**Text section**
Residents who oppose artificial turf at the historic Schedler property in Ridgewood are part of a growing wave of opposition to synthetic turf in the state. Julian Leshay | For NJ Advance Media


By Jackie Roman | NJ Advance Media for

On a hot summer morning, a dozen residents of Scotch Plains gathered under tall shade trees near a pavilion and picnic area in the largest preserved green space in their town — Brookside Park.

The brook that gave the lush park its name winds through the area near a baseball and softball field surrounded by green grass and towering trees.

But, on this morning the residents are gathered in the Union County park to speak out about a plan that could soon replace some of the natural field with plastic grass blades and rubber infill under a $3.8 million bond ordinance that would convert the baseball field to artificial turf.

“When I first heard about the project, I was like, huh, that seems a little strange — just because I know the specifics of this park and the natural beauty of it,” said Scotch Plains resident Ivy Kesller.

“This is the park they use for summer camp. This is the park that they hold Earth Day at. It just seemed odd to put artificial turf there,” she added.

The Friends of Brookside Park group collected more than 2,000 signatures calling for a referendum on the artificial turf project after it was approved by local officials. Scotch Plains voters will decide whether to move ahead with the bond ordinance that would pay for the project in a ballot question in November.

The showdown in Scotch Plains is one of several fights over artificial turf being waged across New Jersey as some residents raise concerns about the environmental, health and safety costs of ripping out natural grass and replacing it with artificial fields.

Maplewood residents successfully petitioned in 2021 to put a $1.8 million bond ordinance for artificial turf at DeHart Park in Essex County up to vote. The project was ultimately defeated at the polls.

The Princeton Academy of the Sacred Heart, a private school for boys in grades K-8 in Mercer County, withdrew its proposal to replace grass playing fields with artificial turf in 2021 after some residents objected to the environmental impact of synthetic fields and other issues with the project.

More recently, members of the Citizens for Responsible Athletic Field Development in Westfield protested an $11.8 million bond ordinance that would fund the installation of an artificial turf field at the Edison Intermediate School.

Following in the footsteps of Maplewood and Scotch Plains, the group collected more than 2,800 signatures on a petition calling for the bond ordinance to be brought to a public vote. The Westfield project will go before voters in November.

And a similar fight is underway in Ridgewood in Bergen County, where residents are gathering names on a petition to block an artificial turf field from being built on a historic property where George Washington allegedly once stayed.

Despite the protests, artificial turf fields still have their fans in New Jersey. Replacing natural grass playing fields can save taxpayers money and provide reliable playing surfaces for kids, they say.

Turf companies and local officials in support of synthetic fields say the material reduces water usage and maintenance costs, eliminates the need for dangerous pesticides and fertilizers, and increases play time for athletes.

**Task prompt**
Can you resume the article on New Jersey's artificial turf disputes from the point where it stops? You won't need the data for this.

**Data section**
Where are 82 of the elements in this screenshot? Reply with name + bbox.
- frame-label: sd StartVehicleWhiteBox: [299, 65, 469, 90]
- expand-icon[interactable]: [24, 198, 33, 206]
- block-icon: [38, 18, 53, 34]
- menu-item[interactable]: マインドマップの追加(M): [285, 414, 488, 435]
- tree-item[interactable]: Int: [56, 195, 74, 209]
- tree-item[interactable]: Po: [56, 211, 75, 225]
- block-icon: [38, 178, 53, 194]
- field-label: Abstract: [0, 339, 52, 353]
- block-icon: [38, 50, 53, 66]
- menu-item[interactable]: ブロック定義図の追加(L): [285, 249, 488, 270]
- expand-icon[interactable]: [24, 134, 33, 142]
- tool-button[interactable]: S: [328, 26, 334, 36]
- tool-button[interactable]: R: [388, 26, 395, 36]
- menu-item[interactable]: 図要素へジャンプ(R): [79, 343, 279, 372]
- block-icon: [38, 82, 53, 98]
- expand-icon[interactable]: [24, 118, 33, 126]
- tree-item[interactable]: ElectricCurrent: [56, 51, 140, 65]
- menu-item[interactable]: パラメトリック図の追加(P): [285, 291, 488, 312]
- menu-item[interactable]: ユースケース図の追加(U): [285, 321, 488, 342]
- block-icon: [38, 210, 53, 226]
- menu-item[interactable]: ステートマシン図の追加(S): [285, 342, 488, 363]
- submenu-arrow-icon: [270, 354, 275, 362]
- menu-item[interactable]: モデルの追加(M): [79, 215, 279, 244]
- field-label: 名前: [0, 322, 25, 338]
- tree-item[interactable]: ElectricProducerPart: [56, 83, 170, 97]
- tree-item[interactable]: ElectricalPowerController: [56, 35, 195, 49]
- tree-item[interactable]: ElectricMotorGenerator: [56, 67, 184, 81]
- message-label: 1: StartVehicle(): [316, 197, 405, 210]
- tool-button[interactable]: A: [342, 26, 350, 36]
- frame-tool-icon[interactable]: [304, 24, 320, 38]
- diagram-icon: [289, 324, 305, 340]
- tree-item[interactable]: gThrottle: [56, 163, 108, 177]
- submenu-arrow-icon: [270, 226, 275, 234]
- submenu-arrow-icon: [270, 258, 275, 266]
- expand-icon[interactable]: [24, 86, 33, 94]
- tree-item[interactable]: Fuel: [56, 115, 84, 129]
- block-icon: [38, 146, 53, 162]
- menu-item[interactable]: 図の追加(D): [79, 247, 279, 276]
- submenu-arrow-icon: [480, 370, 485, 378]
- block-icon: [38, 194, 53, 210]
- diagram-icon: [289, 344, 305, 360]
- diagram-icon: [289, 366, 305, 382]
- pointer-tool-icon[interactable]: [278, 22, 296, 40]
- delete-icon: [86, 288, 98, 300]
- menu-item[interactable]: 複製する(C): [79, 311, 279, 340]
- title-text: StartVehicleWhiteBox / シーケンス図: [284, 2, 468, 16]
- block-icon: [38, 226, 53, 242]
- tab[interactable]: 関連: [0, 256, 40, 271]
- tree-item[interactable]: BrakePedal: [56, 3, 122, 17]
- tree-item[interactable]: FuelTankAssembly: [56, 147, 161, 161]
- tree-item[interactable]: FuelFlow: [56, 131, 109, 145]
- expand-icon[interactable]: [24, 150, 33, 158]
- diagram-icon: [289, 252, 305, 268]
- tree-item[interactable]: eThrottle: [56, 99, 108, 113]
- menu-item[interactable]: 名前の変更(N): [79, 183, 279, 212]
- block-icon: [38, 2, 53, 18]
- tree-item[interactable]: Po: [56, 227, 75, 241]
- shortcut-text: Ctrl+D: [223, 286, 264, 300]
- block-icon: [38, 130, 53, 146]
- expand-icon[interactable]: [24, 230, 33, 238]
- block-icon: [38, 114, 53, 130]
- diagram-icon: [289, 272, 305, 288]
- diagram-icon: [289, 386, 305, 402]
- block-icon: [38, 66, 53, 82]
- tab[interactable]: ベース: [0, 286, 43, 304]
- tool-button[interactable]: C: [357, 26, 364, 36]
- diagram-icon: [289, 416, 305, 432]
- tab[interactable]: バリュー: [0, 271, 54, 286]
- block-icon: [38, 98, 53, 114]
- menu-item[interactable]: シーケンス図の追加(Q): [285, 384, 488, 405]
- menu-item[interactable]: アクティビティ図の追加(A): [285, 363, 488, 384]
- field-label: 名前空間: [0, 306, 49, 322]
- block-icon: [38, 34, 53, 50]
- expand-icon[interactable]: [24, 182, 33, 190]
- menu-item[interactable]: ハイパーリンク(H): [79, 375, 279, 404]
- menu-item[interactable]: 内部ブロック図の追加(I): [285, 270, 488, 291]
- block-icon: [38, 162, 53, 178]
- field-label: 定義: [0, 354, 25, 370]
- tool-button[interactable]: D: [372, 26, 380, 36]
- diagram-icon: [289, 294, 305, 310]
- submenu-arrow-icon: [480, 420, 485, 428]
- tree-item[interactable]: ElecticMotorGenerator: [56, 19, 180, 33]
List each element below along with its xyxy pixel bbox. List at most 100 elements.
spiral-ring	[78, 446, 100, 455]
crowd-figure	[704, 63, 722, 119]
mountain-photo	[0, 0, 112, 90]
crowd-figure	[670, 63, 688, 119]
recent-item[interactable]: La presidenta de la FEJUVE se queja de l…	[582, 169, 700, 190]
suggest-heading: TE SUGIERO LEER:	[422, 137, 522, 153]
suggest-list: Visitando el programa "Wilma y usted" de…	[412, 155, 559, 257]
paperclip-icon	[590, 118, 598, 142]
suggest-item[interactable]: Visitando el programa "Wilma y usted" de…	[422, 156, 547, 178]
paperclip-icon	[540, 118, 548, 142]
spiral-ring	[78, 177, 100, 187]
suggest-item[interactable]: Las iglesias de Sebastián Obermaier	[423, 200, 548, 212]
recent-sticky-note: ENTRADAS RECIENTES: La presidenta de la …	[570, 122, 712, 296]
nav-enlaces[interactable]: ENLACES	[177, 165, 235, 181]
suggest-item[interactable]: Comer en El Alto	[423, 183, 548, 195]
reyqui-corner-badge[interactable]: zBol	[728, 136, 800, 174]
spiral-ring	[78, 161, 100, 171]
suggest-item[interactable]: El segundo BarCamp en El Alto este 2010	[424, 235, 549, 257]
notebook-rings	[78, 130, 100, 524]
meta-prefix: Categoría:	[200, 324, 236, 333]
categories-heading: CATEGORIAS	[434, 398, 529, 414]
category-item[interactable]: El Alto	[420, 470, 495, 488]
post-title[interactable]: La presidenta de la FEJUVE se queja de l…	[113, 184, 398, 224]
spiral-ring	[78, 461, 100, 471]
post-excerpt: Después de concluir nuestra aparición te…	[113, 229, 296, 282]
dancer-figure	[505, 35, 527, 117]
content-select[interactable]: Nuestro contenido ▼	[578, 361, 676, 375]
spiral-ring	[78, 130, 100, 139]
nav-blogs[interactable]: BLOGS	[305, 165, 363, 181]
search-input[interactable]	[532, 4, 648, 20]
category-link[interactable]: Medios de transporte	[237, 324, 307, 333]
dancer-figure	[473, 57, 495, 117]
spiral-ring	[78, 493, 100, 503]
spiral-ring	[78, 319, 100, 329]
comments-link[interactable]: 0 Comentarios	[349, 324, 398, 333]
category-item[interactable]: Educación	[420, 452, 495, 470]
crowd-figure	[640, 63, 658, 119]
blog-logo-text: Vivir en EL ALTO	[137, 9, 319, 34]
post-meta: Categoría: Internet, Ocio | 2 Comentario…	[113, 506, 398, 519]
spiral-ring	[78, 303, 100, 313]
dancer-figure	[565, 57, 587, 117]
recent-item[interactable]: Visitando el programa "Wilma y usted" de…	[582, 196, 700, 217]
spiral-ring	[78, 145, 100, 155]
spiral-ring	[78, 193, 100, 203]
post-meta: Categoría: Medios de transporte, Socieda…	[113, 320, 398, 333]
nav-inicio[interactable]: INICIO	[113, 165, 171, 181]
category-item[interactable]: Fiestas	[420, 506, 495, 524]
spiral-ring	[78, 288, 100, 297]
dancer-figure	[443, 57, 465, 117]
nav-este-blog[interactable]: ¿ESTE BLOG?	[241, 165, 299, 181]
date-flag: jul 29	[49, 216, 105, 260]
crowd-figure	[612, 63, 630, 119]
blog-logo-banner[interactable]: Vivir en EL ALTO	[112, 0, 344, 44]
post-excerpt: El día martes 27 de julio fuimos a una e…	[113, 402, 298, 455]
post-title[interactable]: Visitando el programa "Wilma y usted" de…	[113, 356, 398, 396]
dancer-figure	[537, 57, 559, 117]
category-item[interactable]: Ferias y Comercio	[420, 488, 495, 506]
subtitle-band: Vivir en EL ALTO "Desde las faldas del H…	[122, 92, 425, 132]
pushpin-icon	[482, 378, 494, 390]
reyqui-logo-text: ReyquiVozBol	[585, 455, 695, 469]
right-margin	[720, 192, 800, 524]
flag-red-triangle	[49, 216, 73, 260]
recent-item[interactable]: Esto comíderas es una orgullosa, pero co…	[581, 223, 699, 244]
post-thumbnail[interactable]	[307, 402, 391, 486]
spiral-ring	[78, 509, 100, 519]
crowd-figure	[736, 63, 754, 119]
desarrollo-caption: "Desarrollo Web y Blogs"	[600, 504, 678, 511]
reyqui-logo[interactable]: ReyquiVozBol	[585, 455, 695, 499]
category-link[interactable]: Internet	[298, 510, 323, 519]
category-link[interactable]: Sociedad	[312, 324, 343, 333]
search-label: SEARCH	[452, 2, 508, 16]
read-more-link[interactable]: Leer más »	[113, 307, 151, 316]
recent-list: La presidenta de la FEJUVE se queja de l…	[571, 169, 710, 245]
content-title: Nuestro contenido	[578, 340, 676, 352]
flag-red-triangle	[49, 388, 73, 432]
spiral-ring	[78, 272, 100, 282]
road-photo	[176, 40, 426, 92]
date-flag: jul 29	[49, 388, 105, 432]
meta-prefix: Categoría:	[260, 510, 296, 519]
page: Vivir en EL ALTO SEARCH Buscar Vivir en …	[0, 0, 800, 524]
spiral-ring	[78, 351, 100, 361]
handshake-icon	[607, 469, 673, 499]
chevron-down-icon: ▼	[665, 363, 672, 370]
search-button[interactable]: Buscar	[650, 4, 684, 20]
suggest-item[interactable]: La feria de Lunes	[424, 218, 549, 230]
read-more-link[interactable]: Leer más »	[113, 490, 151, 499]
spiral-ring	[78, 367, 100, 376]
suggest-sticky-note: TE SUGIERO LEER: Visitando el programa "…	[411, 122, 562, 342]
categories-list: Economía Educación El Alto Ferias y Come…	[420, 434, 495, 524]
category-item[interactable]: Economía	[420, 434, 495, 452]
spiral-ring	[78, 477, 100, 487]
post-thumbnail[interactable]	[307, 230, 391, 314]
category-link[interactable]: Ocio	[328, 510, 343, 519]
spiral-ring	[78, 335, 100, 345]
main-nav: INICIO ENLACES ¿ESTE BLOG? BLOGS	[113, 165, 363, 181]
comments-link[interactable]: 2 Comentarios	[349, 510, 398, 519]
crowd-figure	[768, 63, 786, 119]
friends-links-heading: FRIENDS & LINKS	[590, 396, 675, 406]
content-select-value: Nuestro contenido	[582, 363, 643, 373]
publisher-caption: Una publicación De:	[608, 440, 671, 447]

**Result for this exercise**
Unlike natural grass, artificial turf doesn’t require seeding, watering or cutting of any kind. Turf won’t pool into mud puddles if it rains or dry up in a drought. Many of the leading turf companies also say they are committed to using recycled materials in their products.

But, residents in some communities are resisting replacing grass fields in New Jersey.

“There is a growing awareness that artificial turf and the toxic chemicals contained in the plastic grass carpet and infill are harming people and our shared planet,” said Jean Lehmberg, one of the Westfield residents fighting a turf project in her community.

Artificial turf is marketed for its safety, playability, and appearance, but critics say the product hasn’t always lived up to the hype.


The history of artificial turf 

Synthetic artificial turf was first introduced in the 1960s as a way to replace costly and maintenance-heavy grass fields with an easy-to-maintain turf that mimics the “look and playability of lush grass,” according to the Synthetic Turf Council, a nonprofit trade association that serves the industry.Typically, artificial turf fields have three main layers: a padding at the bottom, a crumb rubber infill at the center, and a top layer of plastic blades that resemble grass.

Over the last 60 years, synthetic turf fields have spread across the world. As of 2020, North America alone had installed about $2.7 billion worth of artificial turf, from sports fields to residential lawns, according to the Synthetic Turf Council. That’s the equivalent of approximately 265 million square feet of turf, enough to cover the massive Mall of America 47 times over.

The state Department of Environmental Protection does not track the number of artificial turf fields installed in New Jersey, a spokesman said. But FieldTurf, one of the biggest names in artificial turf, said it alone has completed more than 800 installations in the state.

The largest makers of artificial turf say their fields usually last an average of eight years or longer before they have to be replaced.

“My goal is to promote the industry by highlighting how synthetic turf improves communities, enhances homeowners’ backyards, and ultimately brings people together,” said Shaun Garrity, chairman of the Synthetic Turf Council and national sales manager at The Motz Group, a synthetic turf company.

But, critics say artificial turf hasn’t always lived up to the hype. In addition to residents who raise concerns about the environmental impact of plastic grass and rubber infill, some customers have also questioned the quality of the artificial turf they purchased.

In 2016, a six-month NJ Advance Media investigation found FieldTurf, the top U.S. maker of artificial sports fields, made millions by allegedly selling faulty fields. The company was accused of selling high-end turf to taxpayers in towns and schools across New Jersey and the United States despite knowing their fields were falling apart.

The product, Duraspine, allegedly lasted half as long as promised and deteriorated rapidly, leaving athletes vulnerable to injury. From 2005 until Duraspine was discontinued in 2012, records show FieldTurf sold 1,428 of the fields throughout the U.S. — including 164 in New Jersey — for an estimated $570 million in revenue selling the defective product.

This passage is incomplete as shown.